◆ Exercise details
Please output the lines shown below exactly as they appear.

◆ Material for this exercise
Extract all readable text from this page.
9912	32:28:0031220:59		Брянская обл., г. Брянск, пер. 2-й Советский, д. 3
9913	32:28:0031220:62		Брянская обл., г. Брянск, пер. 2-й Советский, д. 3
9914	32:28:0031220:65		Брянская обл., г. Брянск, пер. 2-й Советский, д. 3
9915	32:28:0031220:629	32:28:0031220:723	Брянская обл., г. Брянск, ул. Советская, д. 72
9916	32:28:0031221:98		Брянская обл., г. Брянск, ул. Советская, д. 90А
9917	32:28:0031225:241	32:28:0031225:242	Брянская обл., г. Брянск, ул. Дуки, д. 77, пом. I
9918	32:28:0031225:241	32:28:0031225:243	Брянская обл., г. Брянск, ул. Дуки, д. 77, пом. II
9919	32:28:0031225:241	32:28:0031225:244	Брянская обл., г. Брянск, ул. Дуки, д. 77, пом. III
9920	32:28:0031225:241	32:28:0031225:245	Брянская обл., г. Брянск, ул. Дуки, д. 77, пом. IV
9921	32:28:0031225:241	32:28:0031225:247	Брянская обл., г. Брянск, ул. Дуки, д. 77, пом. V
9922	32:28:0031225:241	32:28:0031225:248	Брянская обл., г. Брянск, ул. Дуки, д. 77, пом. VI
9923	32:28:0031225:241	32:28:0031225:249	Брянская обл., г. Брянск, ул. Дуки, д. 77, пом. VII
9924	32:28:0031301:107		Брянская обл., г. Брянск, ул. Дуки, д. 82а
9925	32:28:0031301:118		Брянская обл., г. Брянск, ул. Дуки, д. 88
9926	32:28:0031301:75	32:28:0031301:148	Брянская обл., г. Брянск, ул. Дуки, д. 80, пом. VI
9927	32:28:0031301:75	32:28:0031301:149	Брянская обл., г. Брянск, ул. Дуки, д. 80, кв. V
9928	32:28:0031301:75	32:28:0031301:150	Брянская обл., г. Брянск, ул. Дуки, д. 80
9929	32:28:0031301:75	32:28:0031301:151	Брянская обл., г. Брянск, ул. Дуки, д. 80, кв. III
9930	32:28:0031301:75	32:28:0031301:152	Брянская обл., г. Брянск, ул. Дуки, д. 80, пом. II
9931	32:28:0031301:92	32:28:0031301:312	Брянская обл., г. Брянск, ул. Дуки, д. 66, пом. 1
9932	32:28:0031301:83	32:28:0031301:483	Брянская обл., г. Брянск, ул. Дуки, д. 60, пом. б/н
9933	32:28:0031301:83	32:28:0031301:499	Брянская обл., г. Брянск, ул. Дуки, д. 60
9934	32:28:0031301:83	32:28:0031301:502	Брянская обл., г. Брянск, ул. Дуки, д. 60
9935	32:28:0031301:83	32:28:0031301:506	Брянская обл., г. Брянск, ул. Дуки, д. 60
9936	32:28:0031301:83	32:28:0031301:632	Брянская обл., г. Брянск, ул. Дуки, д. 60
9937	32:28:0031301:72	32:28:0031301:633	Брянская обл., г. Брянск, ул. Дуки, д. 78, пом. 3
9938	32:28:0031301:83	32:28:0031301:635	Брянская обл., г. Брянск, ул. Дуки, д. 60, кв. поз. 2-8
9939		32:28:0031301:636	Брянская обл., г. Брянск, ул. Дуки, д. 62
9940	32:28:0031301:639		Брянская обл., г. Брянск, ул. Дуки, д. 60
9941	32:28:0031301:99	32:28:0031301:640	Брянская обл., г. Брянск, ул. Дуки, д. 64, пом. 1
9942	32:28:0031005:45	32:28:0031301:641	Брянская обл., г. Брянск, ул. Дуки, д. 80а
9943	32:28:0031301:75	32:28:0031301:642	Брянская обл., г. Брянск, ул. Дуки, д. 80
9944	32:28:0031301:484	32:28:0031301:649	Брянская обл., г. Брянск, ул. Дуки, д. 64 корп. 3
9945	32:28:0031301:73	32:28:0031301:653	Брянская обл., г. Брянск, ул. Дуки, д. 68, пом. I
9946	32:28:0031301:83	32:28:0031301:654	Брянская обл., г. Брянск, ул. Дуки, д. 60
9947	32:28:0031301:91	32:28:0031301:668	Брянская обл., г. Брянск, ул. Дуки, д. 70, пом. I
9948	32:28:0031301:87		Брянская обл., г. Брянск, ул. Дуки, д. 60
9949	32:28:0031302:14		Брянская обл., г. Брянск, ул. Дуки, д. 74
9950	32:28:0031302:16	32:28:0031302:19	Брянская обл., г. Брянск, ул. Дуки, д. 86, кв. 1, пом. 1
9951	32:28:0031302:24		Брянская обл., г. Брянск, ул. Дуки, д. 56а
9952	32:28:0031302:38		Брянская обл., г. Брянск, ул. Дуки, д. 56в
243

◆ Full solution
Extract all readable text from this page.
9912	32:28:0031220:59		Брянская обл., г. Брянск, пер. 2-й Советский, д. 3
9913	32:28:0031220:62		Брянская обл., г. Брянск, пер. 2-й Советский, д. 3
9914	32:28:0031220:65		Брянская обл., г. Брянск, пер. 2-й Советский, д. 3
9915	32:28:0031220:629	32:28:0031220:723	Брянская обл., г. Брянск, ул. Советская, д. 72
9916	32:28:0031221:98		Брянская обл., г. Брянск, ул. Советская, д. 90А
9917	32:28:0031225:241	32:28:0031225:242	Брянская обл., г. Брянск, ул. Дуки, д. 77, пом. I
9918	32:28:0031225:241	32:28:0031225:243	Брянская обл., г. Брянск, ул. Дуки, д. 77, пом. II
9919	32:28:0031225:241	32:28:0031225:244	Брянская обл., г. Брянск, ул. Дуки, д. 77, пом. III
9920	32:28:0031225:241	32:28:0031225:245	Брянская обл., г. Брянск, ул. Дуки, д. 77, пом. IV
9921	32:28:0031225:241	32:28:0031225:247	Брянская обл., г. Брянск, ул. Дуки, д. 77, пом. V
9922	32:28:0031225:241	32:28:0031225:248	Брянская обл., г. Брянск, ул. Дуки, д. 77, пом. VI
9923	32:28:0031225:241	32:28:0031225:249	Брянская обл., г. Брянск, ул. Дуки, д. 77, пом. VII
9924	32:28:0031301:107		Брянская обл., г. Брянск, ул. Дуки, д. 82а
9925	32:28:0031301:118		Брянская обл., г. Брянск, ул. Дуки, д. 88
9926	32:28:0031301:75	32:28:0031301:148	Брянская обл., г. Брянск, ул. Дуки, д. 80, пом. VI
9927	32:28:0031301:75	32:28:0031301:149	Брянская обл., г. Брянск, ул. Дуки, д. 80, кв. V
9928	32:28:0031301:75	32:28:0031301:150	Брянская обл., г. Брянск, ул. Дуки, д. 80
9929	32:28:0031301:75	32:28:0031301:151	Брянская обл., г. Брянск, ул. Дуки, д. 80, кв. III
9930	32:28:0031301:75	32:28:0031301:152	Брянская обл., г. Брянск, ул. Дуки, д. 80, пом. II
9931	32:28:0031301:92	32:28:0031301:312	Брянская обл., г. Брянск, ул. Дуки, д. 66, пом. 1
9932	32:28:0031301:83	32:28:0031301:483	Брянская обл., г. Брянск, ул. Дуки, д. 60, пом. б/н
9933	32:28:0031301:83	32:28:0031301:499	Брянская обл., г. Брянск, ул. Дуки, д. 60
9934	32:28:0031301:83	32:28:0031301:502	Брянская обл., г. Брянск, ул. Дуки, д. 60
9935	32:28:0031301:83	32:28:0031301:506	Брянская обл., г. Брянск, ул. Дуки, д. 60
9936	32:28:0031301:83	32:28:0031301:632	Брянская обл., г. Брянск, ул. Дуки, д. 60
9937	32:28:0031301:72	32:28:0031301:633	Брянская обл., г. Брянск, ул. Дуки, д. 78, пом. 3
9938	32:28:0031301:83	32:28:0031301:635	Брянская обл., г. Брянск, ул. Дуки, д. 60, кв. поз. 2-8
9939		32:28:0031301:636	Брянская обл., г. Брянск, ул. Дуки, д. 62
9940	32:28:0031301:639		Брянская обл., г. Брянск, ул. Дуки, д. 60
9941	32:28:0031301:99	32:28:0031301:640	Брянская обл., г. Брянск, ул. Дуки, д. 64, пом. 1
9942	32:28:0031005:45	32:28:0031301:641	Брянская обл., г. Брянск, ул. Дуки, д. 80а
9943	32:28:0031301:75	32:28:0031301:642	Брянская обл., г. Брянск, ул. Дуки, д. 80
9944	32:28:0031301:484	32:28:0031301:649	Брянская обл., г. Брянск, ул. Дуки, д. 64 корп. 3
9945	32:28:0031301:73	32:28:0031301:653	Брянская обл., г. Брянск, ул. Дуки, д. 68, пом. I
9946	32:28:0031301:83	32:28:0031301:654	Брянская обл., г. Брянск, ул. Дуки, д. 60
9947	32:28:0031301:91	32:28:0031301:668	Брянская обл., г. Брянск, ул. Дуки, д. 70, пом. I
9948	32:28:0031301:87		Брянская обл., г. Брянск, ул. Дуки, д. 60
9949	32:28:0031302:14		Брянская обл., г. Брянск, ул. Дуки, д. 74
9950	32:28:0031302:16	32:28:0031302:19	Брянская обл., г. Брянск, ул. Дуки, д. 86, кв. 1, пом. 1
9951	32:28:0031302:24		Брянская обл., г. Брянск, ул. Дуки, д. 56а
9952	32:28:0031302:38		Брянская обл., г. Брянск, ул. Дуки, д. 56в
243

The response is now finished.